(CHALLENGE): In this exercise, reproduce all the entries that follow exactly.

(ROWS):
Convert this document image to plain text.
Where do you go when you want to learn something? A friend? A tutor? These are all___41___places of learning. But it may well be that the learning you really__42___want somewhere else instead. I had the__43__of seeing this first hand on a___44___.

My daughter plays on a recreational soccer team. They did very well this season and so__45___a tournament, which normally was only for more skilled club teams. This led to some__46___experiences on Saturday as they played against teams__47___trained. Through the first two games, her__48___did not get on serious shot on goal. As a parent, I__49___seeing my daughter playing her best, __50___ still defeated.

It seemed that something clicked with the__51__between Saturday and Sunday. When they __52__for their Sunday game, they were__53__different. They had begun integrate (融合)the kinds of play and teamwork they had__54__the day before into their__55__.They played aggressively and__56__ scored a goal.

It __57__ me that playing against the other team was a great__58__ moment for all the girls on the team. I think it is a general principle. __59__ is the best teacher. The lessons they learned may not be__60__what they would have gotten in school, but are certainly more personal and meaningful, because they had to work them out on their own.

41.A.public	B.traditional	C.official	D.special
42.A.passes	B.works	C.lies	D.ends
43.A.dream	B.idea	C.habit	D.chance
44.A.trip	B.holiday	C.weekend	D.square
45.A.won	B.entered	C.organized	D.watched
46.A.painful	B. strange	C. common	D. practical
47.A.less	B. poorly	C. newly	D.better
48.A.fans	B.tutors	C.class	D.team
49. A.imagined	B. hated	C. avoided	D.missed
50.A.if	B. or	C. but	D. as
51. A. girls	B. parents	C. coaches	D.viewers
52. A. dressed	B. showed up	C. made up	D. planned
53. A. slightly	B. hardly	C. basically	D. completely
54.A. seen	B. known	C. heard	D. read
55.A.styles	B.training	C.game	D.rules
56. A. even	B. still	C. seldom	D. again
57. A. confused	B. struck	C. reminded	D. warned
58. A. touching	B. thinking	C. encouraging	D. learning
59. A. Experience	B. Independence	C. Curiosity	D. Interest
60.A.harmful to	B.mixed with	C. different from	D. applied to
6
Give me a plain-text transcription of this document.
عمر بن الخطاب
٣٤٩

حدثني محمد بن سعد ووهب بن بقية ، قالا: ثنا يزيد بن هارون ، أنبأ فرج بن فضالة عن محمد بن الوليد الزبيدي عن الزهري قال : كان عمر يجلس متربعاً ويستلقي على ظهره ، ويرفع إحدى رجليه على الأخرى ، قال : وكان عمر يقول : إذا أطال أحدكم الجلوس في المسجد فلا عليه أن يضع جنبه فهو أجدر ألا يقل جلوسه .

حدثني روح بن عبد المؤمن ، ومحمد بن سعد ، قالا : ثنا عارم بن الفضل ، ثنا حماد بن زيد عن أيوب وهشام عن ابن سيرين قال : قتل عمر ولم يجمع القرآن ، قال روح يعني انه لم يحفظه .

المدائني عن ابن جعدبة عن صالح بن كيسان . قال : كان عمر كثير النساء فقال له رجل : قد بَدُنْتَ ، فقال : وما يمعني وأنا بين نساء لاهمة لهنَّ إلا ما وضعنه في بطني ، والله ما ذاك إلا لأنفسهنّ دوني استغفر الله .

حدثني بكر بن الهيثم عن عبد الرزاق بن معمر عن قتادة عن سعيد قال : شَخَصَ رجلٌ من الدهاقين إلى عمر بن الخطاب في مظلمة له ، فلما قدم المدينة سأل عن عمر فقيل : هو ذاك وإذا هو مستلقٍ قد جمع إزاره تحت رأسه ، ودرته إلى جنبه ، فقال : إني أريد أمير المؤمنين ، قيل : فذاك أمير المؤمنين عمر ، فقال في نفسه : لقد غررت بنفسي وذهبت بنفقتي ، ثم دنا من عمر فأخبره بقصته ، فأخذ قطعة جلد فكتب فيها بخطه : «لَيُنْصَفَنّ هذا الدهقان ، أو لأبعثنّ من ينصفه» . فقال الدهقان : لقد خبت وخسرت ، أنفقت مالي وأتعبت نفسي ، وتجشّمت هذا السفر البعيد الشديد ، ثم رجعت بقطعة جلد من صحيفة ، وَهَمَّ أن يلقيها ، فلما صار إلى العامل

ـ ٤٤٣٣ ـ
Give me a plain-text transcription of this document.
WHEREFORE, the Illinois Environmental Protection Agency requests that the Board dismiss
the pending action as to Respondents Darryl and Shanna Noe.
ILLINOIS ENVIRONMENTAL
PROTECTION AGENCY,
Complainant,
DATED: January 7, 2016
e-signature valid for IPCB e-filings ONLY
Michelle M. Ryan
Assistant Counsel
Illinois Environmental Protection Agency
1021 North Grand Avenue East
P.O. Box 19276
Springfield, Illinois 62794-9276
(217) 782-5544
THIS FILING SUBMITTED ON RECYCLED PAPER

(TASK SOLUTION):
Convert this document image to plain text.
Where do you go when you want to learn something? A friend? A tutor? These are all___41___places of learning. But it may well be that the learning you really__42___want somewhere else instead. I had the__43__of seeing this first hand on a___44___.

My daughter plays on a recreational soccer team. They did very well this season and so__45___a tournament, which normally was only for more skilled club teams. This led to some__46___experiences on Saturday as they played against teams__47___trained. Through the first two games, her__48___did not get on serious shot on goal. As a parent, I__49___seeing my daughter playing her best, __50___ still defeated.

It seemed that something clicked with the__51__between Saturday and Sunday. When they __52__for their Sunday game, they were__53__different. They had begun integrate (融合)the kinds of play and teamwork they had__54__the day before into their__55__.They played aggressively and__56__ scored a goal.

It __57__ me that playing against the other team was a great__58__ moment for all the girls on the team. I think it is a general principle. __59__ is the best teacher. The lessons they learned may not be__60__what they would have gotten in school, but are certainly more personal and meaningful, because they had to work them out on their own.

41.A.public	B.traditional	C.official	D.special
42.A.passes	B.works	C.lies	D.ends
43.A.dream	B.idea	C.habit	D.chance
44.A.trip	B.holiday	C.weekend	D.square
45.A.won	B.entered	C.organized	D.watched
46.A.painful	B. strange	C. common	D. practical
47.A.less	B. poorly	C. newly	D.better
48.A.fans	B.tutors	C.class	D.team
49. A.imagined	B. hated	C. avoided	D.missed
50.A.if	B. or	C. but	D. as
51. A. girls	B. parents	C. coaches	D.viewers
52. A. dressed	B. showed up	C. made up	D. planned
53. A. slightly	B. hardly	C. basically	D. completely
54.A. seen	B. known	C. heard	D. read
55.A.styles	B.training	C.game	D.rules
56. A. even	B. still	C. seldom	D. again
57. A. confused	B. struck	C. reminded	D. warned
58. A. touching	B. thinking	C. encouraging	D. learning
59. A. Experience	B. Independence	C. Curiosity	D. Interest
60.A.harmful to	B.mixed with	C. different from	D. applied to
6
Give me a plain-text transcription of this document.
عمر بن الخطاب
٣٤٩

حدثني محمد بن سعد ووهب بن بقية ، قالا: ثنا يزيد بن هارون ، أنبأ فرج بن فضالة عن محمد بن الوليد الزبيدي عن الزهري قال : كان عمر يجلس متربعاً ويستلقي على ظهره ، ويرفع إحدى رجليه على الأخرى ، قال : وكان عمر يقول : إذا أطال أحدكم الجلوس في المسجد فلا عليه أن يضع جنبه فهو أجدر ألا يقل جلوسه .

حدثني روح بن عبد المؤمن ، ومحمد بن سعد ، قالا : ثنا عارم بن الفضل ، ثنا حماد بن زيد عن أيوب وهشام عن ابن سيرين قال : قتل عمر ولم يجمع القرآن ، قال روح يعني انه لم يحفظه .

المدائني عن ابن جعدبة عن صالح بن كيسان . قال : كان عمر كثير النساء فقال له رجل : قد بَدُنْتَ ، فقال : وما يمعني وأنا بين نساء لاهمة لهنَّ إلا ما وضعنه في بطني ، والله ما ذاك إلا لأنفسهنّ دوني استغفر الله .

حدثني بكر بن الهيثم عن عبد الرزاق بن معمر عن قتادة عن سعيد قال : شَخَصَ رجلٌ من الدهاقين إلى عمر بن الخطاب في مظلمة له ، فلما قدم المدينة سأل عن عمر فقيل : هو ذاك وإذا هو مستلقٍ قد جمع إزاره تحت رأسه ، ودرته إلى جنبه ، فقال : إني أريد أمير المؤمنين ، قيل : فذاك أمير المؤمنين عمر ، فقال في نفسه : لقد غررت بنفسي وذهبت بنفقتي ، ثم دنا من عمر فأخبره بقصته ، فأخذ قطعة جلد فكتب فيها بخطه : «لَيُنْصَفَنّ هذا الدهقان ، أو لأبعثنّ من ينصفه» . فقال الدهقان : لقد خبت وخسرت ، أنفقت مالي وأتعبت نفسي ، وتجشّمت هذا السفر البعيد الشديد ، ثم رجعت بقطعة جلد من صحيفة ، وَهَمَّ أن يلقيها ، فلما صار إلى العامل

ـ ٤٤٣٣ ـ
Give me a plain-text transcription of this document.
WHEREFORE, the Illinois Environmental Protection Agency requests that the Board dismiss
the pending action as to Respondents Darryl and Shanna Noe.
ILLINOIS ENVIRONMENTAL
PROTECTION AGENCY,
Complainant,
DATED: January 7, 2016
e-signature valid for IPCB e-filings ONLY
Michelle M. Ryan
Assistant Counsel
Illinois Environmental Protection Agency
1021 North Grand Avenue East
P.O. Box 19276
Springfield, Illinois 62794-9276
(217) 782-5544
THIS FILING SUBMITTED ON RECYCLED PAPER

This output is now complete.